• Requirement
Note each line where "chóp" appears, and copy it.

[Dataset items]
——

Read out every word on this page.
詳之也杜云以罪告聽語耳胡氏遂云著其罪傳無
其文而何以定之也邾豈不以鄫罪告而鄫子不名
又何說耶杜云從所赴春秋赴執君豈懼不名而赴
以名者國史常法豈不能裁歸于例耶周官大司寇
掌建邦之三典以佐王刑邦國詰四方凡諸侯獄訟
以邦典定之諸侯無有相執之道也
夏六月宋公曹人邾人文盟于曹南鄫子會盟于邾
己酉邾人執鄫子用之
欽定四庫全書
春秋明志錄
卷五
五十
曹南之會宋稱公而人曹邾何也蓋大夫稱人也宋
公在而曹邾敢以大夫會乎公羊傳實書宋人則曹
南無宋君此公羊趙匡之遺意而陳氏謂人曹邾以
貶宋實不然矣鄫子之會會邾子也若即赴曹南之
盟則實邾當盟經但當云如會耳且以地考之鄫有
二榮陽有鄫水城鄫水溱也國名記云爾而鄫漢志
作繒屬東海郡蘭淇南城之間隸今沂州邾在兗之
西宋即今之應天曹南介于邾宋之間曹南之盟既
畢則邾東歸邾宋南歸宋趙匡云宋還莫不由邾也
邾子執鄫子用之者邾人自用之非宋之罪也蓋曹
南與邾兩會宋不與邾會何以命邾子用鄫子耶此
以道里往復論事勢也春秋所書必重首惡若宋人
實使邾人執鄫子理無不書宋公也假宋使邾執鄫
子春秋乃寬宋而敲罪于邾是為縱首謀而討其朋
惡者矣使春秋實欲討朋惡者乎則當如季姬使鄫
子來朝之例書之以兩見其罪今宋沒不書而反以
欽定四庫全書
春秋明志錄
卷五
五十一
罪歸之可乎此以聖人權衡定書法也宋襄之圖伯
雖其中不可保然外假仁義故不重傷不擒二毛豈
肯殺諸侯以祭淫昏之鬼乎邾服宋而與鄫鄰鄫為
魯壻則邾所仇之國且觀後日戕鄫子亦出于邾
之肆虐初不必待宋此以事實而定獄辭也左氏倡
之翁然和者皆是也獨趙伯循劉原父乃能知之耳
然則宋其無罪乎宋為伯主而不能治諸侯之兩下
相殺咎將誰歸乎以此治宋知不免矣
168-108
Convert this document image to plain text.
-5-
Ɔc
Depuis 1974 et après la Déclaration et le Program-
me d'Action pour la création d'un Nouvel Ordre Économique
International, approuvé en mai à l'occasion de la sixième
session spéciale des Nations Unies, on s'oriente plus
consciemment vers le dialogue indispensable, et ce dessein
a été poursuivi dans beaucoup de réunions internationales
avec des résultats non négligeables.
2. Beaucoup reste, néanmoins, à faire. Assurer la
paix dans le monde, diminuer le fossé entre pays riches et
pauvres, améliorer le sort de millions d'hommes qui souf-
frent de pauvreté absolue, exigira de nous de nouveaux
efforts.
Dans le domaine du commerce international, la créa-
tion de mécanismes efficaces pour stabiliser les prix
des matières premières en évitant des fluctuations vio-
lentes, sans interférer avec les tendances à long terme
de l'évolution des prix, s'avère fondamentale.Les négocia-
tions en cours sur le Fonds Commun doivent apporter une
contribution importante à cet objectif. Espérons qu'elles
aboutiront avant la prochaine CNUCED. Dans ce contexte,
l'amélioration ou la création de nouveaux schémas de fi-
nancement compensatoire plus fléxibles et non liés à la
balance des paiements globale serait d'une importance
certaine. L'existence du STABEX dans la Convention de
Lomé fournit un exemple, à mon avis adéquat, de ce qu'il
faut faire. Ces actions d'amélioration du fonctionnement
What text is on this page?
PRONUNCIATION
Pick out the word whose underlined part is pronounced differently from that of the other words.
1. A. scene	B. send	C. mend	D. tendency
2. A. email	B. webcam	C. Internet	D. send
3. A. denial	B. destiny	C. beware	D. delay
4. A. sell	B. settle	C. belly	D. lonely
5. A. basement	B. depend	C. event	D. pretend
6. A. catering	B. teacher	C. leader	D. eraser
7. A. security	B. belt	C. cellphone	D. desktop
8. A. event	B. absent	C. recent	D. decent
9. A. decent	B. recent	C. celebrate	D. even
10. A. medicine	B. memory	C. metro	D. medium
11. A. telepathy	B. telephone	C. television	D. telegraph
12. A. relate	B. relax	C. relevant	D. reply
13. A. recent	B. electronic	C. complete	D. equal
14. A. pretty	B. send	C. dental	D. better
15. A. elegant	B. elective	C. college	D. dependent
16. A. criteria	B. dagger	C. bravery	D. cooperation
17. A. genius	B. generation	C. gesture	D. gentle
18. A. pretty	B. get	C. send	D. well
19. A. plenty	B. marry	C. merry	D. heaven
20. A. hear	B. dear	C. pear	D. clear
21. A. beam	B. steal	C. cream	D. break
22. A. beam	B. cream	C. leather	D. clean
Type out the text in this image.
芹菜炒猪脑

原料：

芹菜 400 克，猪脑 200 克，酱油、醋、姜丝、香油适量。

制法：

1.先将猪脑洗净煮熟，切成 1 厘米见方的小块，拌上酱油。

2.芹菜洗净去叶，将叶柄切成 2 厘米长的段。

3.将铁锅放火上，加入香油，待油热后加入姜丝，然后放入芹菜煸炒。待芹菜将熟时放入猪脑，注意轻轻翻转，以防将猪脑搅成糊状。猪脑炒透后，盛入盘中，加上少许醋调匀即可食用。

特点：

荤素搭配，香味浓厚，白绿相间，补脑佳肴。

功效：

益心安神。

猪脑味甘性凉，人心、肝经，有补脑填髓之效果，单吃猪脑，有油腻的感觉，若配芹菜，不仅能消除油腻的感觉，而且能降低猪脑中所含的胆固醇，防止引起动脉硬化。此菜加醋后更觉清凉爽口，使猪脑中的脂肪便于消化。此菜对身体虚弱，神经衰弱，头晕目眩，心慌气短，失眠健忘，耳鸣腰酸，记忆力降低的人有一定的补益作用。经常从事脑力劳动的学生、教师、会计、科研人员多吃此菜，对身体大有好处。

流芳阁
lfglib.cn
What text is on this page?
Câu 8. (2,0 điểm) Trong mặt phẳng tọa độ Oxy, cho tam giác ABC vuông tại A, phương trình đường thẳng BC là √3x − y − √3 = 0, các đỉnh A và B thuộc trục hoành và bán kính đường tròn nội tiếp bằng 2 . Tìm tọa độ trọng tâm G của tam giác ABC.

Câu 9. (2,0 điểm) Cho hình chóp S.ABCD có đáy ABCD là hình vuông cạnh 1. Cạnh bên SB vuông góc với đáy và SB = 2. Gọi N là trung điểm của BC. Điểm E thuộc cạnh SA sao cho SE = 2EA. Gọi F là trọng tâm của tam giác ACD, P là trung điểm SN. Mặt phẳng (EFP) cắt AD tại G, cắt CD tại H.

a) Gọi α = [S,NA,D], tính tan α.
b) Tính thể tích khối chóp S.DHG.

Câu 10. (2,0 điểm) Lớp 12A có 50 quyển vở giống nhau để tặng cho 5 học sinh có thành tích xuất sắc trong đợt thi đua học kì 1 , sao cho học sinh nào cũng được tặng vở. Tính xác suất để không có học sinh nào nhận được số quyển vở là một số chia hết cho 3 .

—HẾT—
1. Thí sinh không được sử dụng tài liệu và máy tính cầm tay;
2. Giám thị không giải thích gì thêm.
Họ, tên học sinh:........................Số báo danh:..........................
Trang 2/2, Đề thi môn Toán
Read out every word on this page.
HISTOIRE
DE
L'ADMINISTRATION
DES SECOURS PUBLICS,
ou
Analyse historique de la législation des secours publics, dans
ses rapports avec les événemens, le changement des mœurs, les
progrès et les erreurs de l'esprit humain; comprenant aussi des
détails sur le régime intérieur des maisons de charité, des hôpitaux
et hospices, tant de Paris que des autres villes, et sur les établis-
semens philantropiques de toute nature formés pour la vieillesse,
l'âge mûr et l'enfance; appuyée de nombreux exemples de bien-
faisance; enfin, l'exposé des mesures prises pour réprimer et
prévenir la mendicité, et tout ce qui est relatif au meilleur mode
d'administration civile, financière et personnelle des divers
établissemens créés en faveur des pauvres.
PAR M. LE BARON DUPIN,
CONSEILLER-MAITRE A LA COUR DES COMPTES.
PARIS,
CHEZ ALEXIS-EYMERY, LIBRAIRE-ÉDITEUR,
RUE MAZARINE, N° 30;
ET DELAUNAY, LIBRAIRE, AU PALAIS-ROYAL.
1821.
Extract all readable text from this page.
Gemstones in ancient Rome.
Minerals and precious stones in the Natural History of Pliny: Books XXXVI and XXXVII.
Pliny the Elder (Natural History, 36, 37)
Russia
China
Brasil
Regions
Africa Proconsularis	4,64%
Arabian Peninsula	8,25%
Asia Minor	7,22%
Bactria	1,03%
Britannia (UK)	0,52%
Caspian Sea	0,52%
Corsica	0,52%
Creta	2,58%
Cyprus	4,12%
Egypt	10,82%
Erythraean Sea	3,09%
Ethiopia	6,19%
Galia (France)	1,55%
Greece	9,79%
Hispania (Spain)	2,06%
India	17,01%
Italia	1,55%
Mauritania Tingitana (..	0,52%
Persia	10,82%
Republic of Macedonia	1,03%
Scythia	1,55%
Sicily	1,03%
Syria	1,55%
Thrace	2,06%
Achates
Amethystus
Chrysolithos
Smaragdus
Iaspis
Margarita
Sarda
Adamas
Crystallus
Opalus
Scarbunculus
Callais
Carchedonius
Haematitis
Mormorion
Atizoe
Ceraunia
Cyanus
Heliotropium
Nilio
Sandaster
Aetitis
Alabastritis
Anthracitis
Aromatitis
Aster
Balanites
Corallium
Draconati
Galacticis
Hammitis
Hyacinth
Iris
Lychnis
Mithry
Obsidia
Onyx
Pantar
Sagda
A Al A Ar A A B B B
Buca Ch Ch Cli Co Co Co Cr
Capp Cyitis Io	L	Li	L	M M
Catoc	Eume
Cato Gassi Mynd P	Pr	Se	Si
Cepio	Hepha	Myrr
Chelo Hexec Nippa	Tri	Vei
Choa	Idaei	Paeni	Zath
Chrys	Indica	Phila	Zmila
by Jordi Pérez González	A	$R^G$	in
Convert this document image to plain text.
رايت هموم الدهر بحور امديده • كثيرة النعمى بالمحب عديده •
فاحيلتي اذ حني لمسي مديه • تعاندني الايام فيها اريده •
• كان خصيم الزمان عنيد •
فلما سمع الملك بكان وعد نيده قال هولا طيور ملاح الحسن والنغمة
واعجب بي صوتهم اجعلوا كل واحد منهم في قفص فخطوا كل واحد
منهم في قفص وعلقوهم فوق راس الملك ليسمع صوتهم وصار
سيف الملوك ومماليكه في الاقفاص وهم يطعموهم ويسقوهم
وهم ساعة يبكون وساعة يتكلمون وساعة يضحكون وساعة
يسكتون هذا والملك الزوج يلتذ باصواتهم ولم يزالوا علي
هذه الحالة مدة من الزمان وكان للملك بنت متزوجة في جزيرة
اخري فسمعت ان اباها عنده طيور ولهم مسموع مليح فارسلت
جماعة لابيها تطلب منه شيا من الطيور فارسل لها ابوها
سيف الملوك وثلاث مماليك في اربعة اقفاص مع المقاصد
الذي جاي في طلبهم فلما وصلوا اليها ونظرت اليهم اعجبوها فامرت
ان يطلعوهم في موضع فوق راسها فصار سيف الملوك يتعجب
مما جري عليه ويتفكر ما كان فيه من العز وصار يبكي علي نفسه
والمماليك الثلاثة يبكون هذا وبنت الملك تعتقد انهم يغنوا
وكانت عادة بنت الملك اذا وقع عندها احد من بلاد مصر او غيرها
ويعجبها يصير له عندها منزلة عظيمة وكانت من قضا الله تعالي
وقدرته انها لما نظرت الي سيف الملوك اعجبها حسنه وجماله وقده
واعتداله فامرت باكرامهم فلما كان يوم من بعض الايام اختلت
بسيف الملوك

——

• Correct answer
Câu 9. (2,0 điểm) Cho hình chóp S.ABCD có đáy ABCD là hình vuông cạnh 1. Cạnh bên SB vuông góc với đáy và SB = 2. Gọi N là trung điểm của BC. Điểm E thuộc cạnh SA sao cho SE = 2EA. Gọi F là trọng tâm của tam giác ACD, P là trung điểm SN. Mặt phẳng (EFP) cắt AD tại G, cắt CD tại H.
b) Tính thể tích khối chóp S.DHG.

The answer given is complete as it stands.